- [Problem to solve]: Reproduce in full, word for word, the text below on limiting how fast an empire can expand.

- [Text under study]:
Integration mechanics force an empire to conquer at a pace which allows for consolidation phases. These are phases where the empire is not ready to take on new territories.
Solution On Table
- Number of Cities controlled without penalty is a function of Palace "Level" and technology.
- Going beyond an integer limit imposes malus on all resource generation.
- City cost is baked into pioneer kit - pay your Gildar up front.
- Conqueror is slowed by additional cities hitting him with the "Over the limit" penalty.
I like the idea of building up the palace. I'm pretty sure I put forward a similar idea in the distant past, but I'm not going to look for it. I think it's both flavorful and creates a weak point in an empire to attack. If you give the palace multiple levels, it also becomes progressively more expensive to replace, and a capital strike on a large power becomes incredibly powerful.
Making pioneers cost more than they currently do is a twiddle value, I'd want to see how it plays. I agree that it is the correct knob to tweak if you want to make the lucky and normal start more similar in the number of cities they create early on.
The universal malus is something to be careful with, and I think having the "allowed number of cities" is a bit clunky. Here's how I would implement the same idea:
Imperial Efficiency:
Take two point pools, one called "Administrative Load" and the other called "Bureaucratic Power", shortened to AL and BP respectively. Imperial Efficiency is the ratio BL/AL. AL points are generated by cities, so a Lv. 1 City "costs" 3 points of AL, a Lv. 2 costs 5, etc. BP points are generated by "government" buildings, so things like courthouses, road connections, palaces, city centers, a technology of two, etc.

- [Record extracts]:

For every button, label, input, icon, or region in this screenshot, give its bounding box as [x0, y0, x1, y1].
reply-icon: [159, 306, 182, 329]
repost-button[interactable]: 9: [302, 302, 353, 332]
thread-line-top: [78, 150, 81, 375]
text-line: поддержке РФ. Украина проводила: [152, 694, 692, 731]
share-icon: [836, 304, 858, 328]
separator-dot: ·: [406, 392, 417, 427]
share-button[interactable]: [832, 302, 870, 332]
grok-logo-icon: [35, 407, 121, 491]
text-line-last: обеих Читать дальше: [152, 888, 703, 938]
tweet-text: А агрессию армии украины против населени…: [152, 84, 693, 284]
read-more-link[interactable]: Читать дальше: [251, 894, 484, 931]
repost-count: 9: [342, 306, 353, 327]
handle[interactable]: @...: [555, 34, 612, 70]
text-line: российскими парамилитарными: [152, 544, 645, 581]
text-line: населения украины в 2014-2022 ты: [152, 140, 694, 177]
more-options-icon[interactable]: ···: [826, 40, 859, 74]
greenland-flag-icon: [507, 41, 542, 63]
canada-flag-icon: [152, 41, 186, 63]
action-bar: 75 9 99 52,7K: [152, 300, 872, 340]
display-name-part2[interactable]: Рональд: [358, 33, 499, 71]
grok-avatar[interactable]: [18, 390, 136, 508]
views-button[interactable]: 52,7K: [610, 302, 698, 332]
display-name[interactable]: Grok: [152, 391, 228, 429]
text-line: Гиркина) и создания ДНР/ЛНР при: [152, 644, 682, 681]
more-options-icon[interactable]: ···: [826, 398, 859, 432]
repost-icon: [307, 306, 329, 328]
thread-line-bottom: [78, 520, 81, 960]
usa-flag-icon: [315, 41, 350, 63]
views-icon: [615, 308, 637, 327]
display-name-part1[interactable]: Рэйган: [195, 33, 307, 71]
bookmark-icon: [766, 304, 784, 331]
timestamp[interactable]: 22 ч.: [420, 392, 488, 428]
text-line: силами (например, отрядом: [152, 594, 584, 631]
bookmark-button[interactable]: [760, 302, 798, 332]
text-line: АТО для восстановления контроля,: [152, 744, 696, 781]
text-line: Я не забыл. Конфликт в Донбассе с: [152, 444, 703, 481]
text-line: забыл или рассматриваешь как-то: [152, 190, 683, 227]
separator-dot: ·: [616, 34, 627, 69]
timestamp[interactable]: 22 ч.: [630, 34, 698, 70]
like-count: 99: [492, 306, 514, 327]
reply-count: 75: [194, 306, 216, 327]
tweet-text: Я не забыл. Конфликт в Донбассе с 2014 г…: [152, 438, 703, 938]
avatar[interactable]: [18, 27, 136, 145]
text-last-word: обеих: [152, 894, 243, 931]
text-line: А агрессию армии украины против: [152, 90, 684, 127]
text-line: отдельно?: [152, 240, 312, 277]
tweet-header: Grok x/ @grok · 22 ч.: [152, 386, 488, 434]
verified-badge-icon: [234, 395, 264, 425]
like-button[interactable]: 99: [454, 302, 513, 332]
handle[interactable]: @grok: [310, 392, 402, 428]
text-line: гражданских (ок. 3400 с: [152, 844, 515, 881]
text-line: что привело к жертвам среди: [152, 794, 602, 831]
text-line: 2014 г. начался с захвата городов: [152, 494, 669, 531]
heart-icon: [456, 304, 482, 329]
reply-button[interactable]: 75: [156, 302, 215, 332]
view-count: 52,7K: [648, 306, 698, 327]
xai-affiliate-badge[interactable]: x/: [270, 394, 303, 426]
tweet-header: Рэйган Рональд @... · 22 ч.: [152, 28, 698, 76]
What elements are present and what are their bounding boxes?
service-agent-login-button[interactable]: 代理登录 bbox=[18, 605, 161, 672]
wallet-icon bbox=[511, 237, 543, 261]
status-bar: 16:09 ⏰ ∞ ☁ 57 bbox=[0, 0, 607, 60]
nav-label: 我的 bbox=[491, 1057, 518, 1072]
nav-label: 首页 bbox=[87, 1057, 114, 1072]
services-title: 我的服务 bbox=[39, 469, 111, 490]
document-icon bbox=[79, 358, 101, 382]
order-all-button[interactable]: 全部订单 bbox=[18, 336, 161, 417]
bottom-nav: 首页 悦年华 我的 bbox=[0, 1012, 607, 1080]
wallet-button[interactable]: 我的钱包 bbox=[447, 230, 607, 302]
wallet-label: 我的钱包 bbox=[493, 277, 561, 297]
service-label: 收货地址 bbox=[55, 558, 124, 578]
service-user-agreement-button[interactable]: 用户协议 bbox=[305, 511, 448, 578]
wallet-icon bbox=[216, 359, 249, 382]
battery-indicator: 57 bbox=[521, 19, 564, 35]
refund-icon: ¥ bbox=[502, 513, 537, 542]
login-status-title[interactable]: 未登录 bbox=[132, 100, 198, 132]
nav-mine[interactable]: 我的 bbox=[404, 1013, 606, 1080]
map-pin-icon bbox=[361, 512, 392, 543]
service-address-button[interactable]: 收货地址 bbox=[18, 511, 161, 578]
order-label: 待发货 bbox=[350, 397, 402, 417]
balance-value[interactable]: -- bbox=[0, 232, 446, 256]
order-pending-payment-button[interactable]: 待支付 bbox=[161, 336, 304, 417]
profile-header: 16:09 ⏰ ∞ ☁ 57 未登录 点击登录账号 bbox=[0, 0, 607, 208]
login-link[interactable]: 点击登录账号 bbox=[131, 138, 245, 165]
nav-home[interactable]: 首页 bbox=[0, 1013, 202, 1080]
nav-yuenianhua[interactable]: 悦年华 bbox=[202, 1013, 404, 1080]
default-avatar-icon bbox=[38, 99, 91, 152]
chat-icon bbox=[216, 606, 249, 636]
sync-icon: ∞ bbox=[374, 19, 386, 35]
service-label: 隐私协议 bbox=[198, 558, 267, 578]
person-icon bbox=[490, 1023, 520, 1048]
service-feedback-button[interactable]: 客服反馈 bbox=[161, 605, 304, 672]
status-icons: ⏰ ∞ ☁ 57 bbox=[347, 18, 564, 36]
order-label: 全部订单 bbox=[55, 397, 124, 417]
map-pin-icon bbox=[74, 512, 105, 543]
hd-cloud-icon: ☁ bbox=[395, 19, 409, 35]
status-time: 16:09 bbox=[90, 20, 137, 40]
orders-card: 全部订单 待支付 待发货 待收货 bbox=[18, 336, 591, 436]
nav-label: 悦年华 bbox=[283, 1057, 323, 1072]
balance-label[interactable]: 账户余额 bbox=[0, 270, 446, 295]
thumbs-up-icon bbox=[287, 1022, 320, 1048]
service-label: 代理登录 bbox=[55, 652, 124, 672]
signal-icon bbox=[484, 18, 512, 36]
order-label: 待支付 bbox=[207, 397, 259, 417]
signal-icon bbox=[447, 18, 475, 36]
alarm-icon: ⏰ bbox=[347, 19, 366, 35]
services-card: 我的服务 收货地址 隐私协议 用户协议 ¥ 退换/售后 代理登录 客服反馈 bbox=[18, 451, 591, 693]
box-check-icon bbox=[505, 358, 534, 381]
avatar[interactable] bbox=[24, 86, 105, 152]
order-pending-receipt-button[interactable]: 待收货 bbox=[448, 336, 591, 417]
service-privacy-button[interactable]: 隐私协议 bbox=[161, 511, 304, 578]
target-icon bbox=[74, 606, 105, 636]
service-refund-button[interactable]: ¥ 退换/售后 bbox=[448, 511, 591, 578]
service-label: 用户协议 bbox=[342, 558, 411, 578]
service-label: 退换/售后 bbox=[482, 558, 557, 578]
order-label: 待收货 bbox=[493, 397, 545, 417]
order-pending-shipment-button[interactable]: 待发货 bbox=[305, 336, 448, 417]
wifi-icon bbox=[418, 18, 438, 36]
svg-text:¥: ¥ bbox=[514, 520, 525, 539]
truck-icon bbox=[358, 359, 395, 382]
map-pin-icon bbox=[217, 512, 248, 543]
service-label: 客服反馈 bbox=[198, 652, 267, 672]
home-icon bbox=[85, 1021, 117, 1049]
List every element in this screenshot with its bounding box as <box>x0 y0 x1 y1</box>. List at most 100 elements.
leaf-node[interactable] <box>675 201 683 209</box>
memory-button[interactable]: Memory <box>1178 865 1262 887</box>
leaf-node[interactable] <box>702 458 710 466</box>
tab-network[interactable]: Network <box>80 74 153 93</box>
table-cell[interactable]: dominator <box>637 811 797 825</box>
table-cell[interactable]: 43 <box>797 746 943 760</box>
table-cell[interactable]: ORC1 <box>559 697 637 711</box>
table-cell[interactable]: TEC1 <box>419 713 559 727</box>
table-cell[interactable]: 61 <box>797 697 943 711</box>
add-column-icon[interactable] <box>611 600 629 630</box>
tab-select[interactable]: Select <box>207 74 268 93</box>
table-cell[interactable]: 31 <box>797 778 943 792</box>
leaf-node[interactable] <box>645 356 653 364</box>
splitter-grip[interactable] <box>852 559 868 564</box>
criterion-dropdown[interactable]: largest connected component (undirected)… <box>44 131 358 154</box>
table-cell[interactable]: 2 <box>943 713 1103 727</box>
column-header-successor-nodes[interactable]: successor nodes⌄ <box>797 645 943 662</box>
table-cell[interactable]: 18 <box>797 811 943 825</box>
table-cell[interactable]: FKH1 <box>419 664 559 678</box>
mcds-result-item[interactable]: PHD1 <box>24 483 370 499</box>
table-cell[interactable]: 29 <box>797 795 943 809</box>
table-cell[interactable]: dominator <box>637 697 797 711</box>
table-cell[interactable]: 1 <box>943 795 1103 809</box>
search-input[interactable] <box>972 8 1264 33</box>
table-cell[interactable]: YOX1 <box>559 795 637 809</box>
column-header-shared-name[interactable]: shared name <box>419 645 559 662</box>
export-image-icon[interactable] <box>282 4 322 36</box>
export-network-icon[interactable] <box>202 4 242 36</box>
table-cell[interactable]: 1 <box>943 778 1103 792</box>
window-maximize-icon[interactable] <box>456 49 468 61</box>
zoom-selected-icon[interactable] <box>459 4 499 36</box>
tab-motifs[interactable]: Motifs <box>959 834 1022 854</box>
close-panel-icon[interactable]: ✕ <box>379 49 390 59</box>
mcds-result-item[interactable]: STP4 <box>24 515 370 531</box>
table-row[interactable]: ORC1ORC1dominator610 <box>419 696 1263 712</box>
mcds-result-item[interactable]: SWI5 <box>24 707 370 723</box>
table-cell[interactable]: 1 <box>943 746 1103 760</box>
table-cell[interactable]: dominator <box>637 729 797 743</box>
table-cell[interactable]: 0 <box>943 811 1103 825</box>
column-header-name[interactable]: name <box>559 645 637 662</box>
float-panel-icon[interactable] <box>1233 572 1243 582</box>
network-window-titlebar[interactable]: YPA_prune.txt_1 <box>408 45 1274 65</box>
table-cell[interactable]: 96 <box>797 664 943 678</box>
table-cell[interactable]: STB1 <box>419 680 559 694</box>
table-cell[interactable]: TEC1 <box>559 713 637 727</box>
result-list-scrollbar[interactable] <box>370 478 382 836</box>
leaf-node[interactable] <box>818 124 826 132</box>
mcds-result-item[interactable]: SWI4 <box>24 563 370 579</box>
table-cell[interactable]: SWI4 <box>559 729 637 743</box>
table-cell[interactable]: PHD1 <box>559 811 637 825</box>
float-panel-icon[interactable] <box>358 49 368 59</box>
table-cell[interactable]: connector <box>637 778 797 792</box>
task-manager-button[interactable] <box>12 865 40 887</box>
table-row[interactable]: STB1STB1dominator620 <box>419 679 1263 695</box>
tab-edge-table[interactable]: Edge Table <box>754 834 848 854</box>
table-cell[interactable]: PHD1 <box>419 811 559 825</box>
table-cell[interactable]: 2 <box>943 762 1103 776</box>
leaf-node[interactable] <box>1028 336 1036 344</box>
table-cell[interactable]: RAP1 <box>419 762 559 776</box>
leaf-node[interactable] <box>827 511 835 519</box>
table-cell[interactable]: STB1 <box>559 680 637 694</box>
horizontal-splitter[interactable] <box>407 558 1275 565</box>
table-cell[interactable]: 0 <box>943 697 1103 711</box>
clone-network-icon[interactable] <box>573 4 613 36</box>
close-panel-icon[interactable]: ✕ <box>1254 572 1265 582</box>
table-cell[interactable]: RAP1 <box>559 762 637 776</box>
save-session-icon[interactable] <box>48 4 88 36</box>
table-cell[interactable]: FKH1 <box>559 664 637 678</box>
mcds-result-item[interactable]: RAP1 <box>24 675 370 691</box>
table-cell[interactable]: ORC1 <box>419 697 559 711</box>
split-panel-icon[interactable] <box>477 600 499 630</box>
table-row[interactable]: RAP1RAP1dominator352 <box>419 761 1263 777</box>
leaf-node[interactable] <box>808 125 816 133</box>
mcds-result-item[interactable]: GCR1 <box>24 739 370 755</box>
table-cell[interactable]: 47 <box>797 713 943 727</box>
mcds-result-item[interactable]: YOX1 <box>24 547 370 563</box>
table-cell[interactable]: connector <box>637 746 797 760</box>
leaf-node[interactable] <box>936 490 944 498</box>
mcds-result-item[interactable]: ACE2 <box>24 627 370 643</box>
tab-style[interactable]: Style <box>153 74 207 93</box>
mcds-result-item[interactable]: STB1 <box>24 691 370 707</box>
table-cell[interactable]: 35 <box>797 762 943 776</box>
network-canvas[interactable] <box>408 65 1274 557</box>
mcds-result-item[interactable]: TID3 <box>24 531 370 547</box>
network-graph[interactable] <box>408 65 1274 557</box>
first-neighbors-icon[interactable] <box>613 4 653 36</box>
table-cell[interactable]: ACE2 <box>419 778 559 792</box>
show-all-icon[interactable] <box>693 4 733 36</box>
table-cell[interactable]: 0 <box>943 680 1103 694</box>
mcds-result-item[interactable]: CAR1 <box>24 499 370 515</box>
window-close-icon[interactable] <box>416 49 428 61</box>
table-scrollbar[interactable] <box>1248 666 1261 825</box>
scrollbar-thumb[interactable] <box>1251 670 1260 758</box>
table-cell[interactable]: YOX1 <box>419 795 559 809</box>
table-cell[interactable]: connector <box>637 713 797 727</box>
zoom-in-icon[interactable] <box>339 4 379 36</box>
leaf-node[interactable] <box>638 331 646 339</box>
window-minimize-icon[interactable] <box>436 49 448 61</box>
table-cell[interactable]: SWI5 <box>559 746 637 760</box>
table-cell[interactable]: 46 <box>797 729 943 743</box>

- [Exercise solution]:
Integration mechanics force an empire to conquer at a pace which allows for consolidation phases. These are phases where the empire is not ready to take on new territories.
Solution On Table
- Number of Cities controlled without penalty is a function of Palace "Level" and technology.
- Going beyond an integer limit imposes malus on all resource generation.
- City cost is baked into pioneer kit - pay your Gildar up front.
- Conqueror is slowed by additional cities hitting him with the "Over the limit" penalty.
I like the idea of building up the palace. I'm pretty sure I put forward a similar idea in the distant past, but I'm not going to look for it. I think it's both flavorful and creates a weak point in an empire to attack. If you give the palace multiple levels, it also becomes progressively more expensive to replace, and a capital strike on a large power becomes incredibly powerful.
Making pioneers cost more than they currently do is a twiddle value, I'd want to see how it plays. I agree that it is the correct knob to tweak if you want to make the lucky and normal start more similar in the number of cities they create early on.
The universal malus is something to be careful with, and I think having the "allowed number of cities" is a bit clunky. Here's how I would implement the same idea:
Imperial Efficiency:
Take two point pools, one called "Administrative Load" and the other called "Bureaucratic Power", shortened to AL and BP respectively. Imperial Efficiency is the ratio BL/AL. AL points are generated by cities, so a Lv. 1 City "costs" 3 points of AL, a Lv. 2 costs 5, etc. BP points are generated by "government" buildings, so things like courthouses, road connections, palaces, city centers, a technology of two, etc.